Quoted text
---
Vector Halftone Patterns With NodeBox: Initial Setup

Part 2: using color here.

I saw a nifty image using a custom made halftone pattern of overlapped rectangles that were cyan, magenta, and yellow. The width of the rectangles were made narrower to create the appropriate color of the halftone image. I have used Nodebox in the past to generate images from a data set, so it got me thinking about how I could feed image data into NodeBox and control it with the program.

I knew I wanted to use NodeBox to create an individual vector shape mapped to each pixel of an image. I wanted to somehow be able to retrieve the information for each pixel: location, hue, value, and use these parameters to influence the vector shapes.

I didn’t yet know how to get the pixel data, I had never extracted data from an image like that. Researching this subject yielded mostly Python programs people were using to extract the data, but I did not know anything about Python. I needed something that used concepts I was familiar with and did not have such a steep learning curve.

NodeBox can read data sets and I had done some projects in the past with AutoHotKey creating and interpreting data with similar formatting, so made a script capable of saving an image as a individual color values.


The data was in the form of a 24 bit RGB color value of each pixel. For NodeBox to properly utilize this, I needed to reformat from a single 24 bit value to 3 different RGB values for each pixel. I used bitwise operators to reformat the values and it took a few tries to get the script to run fast. This was important because a measly 200px by 200px image will generate 40,000 pixel values!

Once the data had been formatted, it was fed into NodeBox. Here is the journey of a single pixel from start to finish:

  • pixel is saved as a 24 bit RGB value of “16777215” in a comma separated list, ordered by column top to bottom, left to right
  • the 24 bit RGB value is converted from “16777215” to “255,0,0” in a file with column labels “R,G,B”
---
Records for the exercise

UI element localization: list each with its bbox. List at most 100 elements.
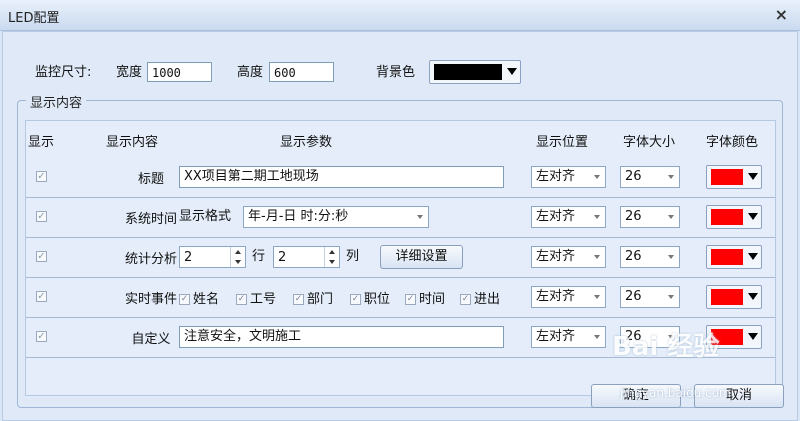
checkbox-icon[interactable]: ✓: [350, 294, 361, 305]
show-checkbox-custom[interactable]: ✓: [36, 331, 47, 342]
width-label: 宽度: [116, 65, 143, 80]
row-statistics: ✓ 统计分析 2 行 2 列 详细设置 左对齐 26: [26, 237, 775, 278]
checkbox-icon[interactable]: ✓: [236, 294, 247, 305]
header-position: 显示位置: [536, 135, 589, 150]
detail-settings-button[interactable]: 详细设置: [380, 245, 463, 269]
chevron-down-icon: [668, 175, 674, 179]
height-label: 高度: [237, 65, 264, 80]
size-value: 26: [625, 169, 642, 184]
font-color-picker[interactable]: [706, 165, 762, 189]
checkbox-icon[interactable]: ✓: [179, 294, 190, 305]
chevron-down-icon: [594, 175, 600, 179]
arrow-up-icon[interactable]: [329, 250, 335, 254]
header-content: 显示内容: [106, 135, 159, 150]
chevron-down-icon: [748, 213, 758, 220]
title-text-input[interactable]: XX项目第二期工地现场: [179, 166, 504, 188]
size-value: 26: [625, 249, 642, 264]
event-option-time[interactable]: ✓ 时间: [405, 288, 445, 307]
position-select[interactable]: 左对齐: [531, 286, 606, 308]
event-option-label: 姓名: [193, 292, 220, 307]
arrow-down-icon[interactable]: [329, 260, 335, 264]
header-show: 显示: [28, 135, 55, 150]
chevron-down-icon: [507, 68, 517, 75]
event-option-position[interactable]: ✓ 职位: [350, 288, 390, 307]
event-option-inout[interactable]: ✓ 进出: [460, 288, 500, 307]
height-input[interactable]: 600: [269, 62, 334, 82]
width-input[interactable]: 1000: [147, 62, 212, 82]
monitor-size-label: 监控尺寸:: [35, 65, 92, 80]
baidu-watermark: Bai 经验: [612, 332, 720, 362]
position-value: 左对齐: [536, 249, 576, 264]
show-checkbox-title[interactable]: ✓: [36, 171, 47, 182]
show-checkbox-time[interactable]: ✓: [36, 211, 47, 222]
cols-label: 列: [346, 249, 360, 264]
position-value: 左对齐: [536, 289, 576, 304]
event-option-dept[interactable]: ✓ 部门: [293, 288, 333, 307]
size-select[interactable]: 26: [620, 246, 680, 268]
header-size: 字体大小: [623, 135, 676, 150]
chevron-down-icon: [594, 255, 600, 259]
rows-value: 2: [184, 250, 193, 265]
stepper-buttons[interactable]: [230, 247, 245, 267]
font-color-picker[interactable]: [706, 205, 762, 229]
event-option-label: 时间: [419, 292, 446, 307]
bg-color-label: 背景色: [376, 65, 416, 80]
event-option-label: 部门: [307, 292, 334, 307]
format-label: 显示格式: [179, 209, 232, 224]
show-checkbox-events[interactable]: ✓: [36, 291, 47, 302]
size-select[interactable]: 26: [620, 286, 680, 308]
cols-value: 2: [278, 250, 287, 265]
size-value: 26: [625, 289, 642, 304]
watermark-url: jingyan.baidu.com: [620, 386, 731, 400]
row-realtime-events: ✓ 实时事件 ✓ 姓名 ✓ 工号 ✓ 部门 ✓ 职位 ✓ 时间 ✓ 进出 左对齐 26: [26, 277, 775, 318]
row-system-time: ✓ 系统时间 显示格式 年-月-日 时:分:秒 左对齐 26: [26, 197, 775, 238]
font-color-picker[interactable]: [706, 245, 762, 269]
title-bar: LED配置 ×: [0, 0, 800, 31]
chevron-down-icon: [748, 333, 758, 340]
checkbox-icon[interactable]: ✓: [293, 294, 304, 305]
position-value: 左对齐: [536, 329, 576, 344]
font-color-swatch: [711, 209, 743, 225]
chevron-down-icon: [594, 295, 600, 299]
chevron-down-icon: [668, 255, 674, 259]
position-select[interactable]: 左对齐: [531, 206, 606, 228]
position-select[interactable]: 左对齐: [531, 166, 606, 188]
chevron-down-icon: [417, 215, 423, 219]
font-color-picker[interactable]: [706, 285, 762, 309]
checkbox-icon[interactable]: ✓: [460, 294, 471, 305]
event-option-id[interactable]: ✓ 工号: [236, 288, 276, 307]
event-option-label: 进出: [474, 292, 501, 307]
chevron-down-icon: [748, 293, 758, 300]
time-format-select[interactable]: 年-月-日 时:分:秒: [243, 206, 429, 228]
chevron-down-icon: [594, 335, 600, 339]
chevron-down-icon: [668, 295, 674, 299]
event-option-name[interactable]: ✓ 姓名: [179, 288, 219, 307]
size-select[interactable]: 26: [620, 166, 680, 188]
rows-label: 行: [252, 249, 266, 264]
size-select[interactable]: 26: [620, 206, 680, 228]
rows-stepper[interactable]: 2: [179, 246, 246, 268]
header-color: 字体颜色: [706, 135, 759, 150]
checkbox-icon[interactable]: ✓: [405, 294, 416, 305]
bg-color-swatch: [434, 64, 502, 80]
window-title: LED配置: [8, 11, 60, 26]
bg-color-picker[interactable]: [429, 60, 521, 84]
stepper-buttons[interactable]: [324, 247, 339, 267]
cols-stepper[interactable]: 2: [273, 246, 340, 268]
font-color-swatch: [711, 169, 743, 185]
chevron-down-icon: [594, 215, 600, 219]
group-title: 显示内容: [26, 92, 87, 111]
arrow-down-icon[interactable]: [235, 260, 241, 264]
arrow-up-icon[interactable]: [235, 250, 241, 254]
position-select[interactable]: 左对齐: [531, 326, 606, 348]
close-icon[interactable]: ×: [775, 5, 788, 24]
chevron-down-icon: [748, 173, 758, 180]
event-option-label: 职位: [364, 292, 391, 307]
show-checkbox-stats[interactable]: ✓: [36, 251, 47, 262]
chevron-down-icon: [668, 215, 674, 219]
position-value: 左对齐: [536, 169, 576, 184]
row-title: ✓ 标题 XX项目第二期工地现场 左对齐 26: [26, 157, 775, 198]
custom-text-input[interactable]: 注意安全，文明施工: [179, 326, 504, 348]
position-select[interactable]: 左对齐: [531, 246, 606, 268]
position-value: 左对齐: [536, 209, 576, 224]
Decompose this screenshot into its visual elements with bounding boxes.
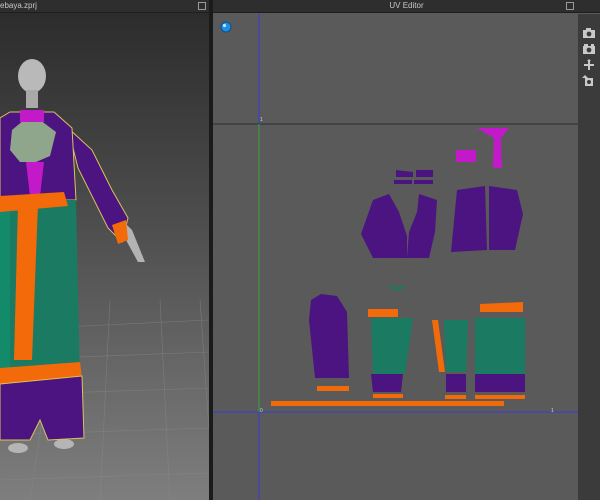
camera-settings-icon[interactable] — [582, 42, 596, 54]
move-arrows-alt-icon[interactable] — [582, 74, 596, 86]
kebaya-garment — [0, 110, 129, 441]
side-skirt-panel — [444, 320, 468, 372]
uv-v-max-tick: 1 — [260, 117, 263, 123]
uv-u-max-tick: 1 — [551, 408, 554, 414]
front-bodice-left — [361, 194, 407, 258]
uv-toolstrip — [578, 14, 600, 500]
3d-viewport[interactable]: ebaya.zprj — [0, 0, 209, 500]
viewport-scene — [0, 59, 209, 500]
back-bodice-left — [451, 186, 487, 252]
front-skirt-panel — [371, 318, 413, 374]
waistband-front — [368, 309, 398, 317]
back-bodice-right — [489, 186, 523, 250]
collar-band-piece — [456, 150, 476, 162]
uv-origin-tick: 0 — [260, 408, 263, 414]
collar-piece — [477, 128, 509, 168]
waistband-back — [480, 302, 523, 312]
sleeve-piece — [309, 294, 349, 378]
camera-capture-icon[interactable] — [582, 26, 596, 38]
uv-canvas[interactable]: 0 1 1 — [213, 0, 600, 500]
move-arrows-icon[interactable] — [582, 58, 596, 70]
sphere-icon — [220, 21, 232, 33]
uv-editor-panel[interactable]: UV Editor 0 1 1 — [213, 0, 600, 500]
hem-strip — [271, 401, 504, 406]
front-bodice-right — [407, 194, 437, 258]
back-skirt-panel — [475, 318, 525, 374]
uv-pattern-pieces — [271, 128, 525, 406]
---
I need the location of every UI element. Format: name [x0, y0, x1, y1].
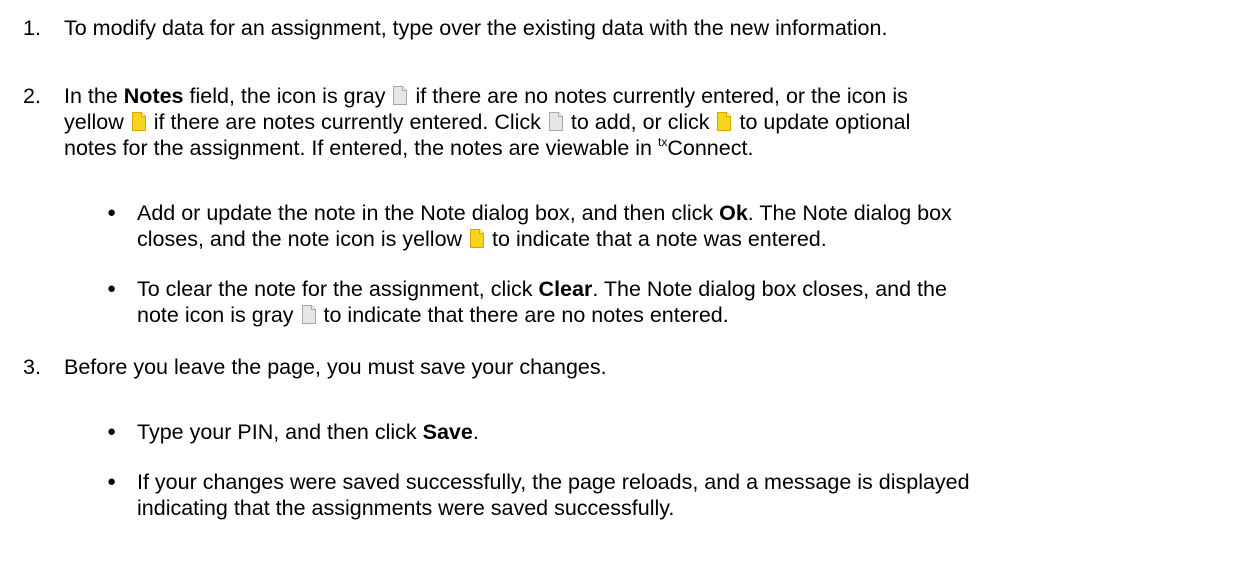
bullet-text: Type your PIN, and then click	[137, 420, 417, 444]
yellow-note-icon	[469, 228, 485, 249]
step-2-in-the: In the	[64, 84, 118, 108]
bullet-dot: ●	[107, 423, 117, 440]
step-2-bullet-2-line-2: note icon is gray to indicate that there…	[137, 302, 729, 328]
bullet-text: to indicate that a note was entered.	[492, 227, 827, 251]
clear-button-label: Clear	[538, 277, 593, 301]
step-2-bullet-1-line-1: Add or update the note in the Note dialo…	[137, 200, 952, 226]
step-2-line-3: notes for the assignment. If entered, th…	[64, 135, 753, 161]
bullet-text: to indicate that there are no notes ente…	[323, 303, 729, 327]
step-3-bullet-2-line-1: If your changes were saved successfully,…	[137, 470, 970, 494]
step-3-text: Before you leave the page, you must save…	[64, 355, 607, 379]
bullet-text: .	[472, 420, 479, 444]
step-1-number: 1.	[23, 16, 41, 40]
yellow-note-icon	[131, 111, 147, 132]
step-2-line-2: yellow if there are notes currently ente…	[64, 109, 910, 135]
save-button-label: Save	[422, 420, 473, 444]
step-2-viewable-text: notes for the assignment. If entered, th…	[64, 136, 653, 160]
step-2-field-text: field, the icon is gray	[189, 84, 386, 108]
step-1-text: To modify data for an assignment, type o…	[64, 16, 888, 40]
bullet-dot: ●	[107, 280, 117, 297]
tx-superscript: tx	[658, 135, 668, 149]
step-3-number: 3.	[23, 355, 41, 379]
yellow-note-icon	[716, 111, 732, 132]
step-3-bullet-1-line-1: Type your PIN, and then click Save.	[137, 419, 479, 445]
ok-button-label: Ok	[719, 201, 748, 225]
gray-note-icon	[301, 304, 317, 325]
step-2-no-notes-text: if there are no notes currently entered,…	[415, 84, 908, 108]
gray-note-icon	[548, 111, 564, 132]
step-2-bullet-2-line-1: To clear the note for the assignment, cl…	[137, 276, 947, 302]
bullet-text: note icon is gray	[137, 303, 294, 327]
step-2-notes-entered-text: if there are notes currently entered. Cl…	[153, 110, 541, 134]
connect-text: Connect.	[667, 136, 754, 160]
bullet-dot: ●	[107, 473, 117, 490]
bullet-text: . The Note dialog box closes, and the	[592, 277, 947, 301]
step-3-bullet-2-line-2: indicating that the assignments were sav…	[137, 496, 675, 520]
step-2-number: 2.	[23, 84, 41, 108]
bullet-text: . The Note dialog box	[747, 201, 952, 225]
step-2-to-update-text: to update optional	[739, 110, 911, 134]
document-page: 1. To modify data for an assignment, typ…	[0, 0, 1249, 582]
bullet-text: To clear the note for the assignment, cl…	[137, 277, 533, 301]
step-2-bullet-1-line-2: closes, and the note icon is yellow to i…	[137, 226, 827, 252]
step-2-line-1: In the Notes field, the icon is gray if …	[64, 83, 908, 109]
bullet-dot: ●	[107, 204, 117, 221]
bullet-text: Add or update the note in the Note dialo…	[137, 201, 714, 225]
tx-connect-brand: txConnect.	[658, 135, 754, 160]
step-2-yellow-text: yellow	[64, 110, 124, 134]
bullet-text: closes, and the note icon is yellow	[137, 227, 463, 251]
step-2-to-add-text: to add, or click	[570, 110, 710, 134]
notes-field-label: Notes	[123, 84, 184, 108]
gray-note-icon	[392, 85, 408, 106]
---
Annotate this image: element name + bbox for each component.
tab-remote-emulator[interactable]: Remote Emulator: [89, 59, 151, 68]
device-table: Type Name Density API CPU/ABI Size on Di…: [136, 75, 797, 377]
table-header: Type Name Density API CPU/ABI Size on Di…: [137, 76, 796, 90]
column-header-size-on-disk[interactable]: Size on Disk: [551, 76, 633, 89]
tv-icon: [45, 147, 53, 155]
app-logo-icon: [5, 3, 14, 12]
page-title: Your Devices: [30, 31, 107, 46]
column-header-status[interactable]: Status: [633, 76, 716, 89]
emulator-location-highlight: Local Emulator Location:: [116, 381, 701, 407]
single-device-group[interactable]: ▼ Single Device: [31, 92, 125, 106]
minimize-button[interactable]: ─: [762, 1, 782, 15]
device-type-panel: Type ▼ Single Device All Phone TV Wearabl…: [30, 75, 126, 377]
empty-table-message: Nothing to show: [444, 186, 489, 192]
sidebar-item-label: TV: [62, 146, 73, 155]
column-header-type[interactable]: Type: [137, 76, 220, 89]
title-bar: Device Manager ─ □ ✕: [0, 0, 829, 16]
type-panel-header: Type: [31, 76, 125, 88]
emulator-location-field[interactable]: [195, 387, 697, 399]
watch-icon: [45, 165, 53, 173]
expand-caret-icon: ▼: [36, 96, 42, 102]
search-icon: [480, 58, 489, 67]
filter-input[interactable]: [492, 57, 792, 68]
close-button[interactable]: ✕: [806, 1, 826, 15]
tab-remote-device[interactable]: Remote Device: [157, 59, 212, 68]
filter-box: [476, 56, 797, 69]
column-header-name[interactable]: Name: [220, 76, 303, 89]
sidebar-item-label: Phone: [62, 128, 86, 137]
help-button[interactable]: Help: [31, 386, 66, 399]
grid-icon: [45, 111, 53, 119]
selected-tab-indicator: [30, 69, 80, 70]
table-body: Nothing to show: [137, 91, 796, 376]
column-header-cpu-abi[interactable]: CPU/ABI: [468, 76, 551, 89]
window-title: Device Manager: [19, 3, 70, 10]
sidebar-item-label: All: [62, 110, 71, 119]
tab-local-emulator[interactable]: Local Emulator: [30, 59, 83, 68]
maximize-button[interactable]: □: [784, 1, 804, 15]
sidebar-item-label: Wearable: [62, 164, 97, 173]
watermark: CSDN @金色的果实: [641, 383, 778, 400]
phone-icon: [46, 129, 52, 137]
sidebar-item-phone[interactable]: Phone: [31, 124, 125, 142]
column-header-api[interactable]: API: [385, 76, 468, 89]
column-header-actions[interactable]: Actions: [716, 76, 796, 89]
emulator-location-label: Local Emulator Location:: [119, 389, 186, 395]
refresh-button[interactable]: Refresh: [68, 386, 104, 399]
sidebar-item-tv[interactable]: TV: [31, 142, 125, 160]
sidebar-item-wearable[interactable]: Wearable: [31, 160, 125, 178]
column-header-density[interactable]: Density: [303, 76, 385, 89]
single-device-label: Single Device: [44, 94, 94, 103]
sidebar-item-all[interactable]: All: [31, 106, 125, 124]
---
Goals
1 – Please copy the lines of the records starting at the line containing "Annotate this image: element" and ending at the line containing "emulator-location-highlight: Local Emulator".
2 – Carry on the halftone article from the point where it stops.
The halftone article and the records are unrelated material.

Task-by-task outputs
1 –
Annotate this image: element name + bbox for each component.
tab-remote-emulator[interactable]: Remote Emulator: [89, 59, 151, 68]
device-table: Type Name Density API CPU/ABI Size on Di…: [136, 75, 797, 377]
table-header: Type Name Density API CPU/ABI Size on Di…: [137, 76, 796, 90]
column-header-size-on-disk[interactable]: Size on Disk: [551, 76, 633, 89]
tv-icon: [45, 147, 53, 155]
app-logo-icon: [5, 3, 14, 12]
page-title: Your Devices: [30, 31, 107, 46]
column-header-status[interactable]: Status: [633, 76, 716, 89]
emulator-location-highlight: Local Emulator Location:: [116, 381, 701, 407]

2 –
  • Nodebox grabs the R, G, and B value of the pixel with 3 independent nodes filtering the data and creating a long list of each
  • a grid is created in nodebox with rows and columns that correspond to the original image’s pixel dimensions
  • a shape is generated at each point in the grid
  • the pixel information is then applied in the same order to the shapes on the grid so the original pixel date matches to the shape in the same location on the grid
  • the “255,0,0” values from the pixel can then affect the shape’s size, color, angle of rotation, etc. They can even affect multiple shapes independently at the same location

Here is what the Nodebox interface looks like. You can see all of the nodes linked up, each with parameters that can be changed.


These examples add the R G and B numbers together to get the value, which is used to scale a shape at each point in the grid based on the value of each pixel. A few different shapes plugged into the same nodebox network updates the image in real time.


Scaling the width and height of each rectangle differently and rotating the shapes gives the appearance of a line halftone.


This image of a skull was a test of a much higher resolution image with finer lines. The pixel value is can be multiplied by a number which scales the shape up or down, changing the contrast of the image


The image on the right adds a random variation of the rotation angle between 35 to 55 degrees.


This rendering groups simplifies the values into 1 of 2 values and uses that to create the angle, similar to a posterize filter in photoshop. On the right, there are about 100 values, but it is hard to tell with the small image resolution.


The left image applies a rotation to each shape based on the grid point’s angle relative to a single origin point. On the right, the angle is based on the grid point’s distance from the origin point.


Making various halftones can be done pretty easily just with Photoshop, but creating them in this way gives greater control over the end result. It is fun to experiment with linking different nodes, performing different operations on data fed into the program, and can create some really unique results. Doing this project has also taught me about simple operations can be performed on color data to create effects analogous to many features in Photoshop, such as contrast adjustment, inverting an image, sharpness, and various filter effects.

Part 2: using color here.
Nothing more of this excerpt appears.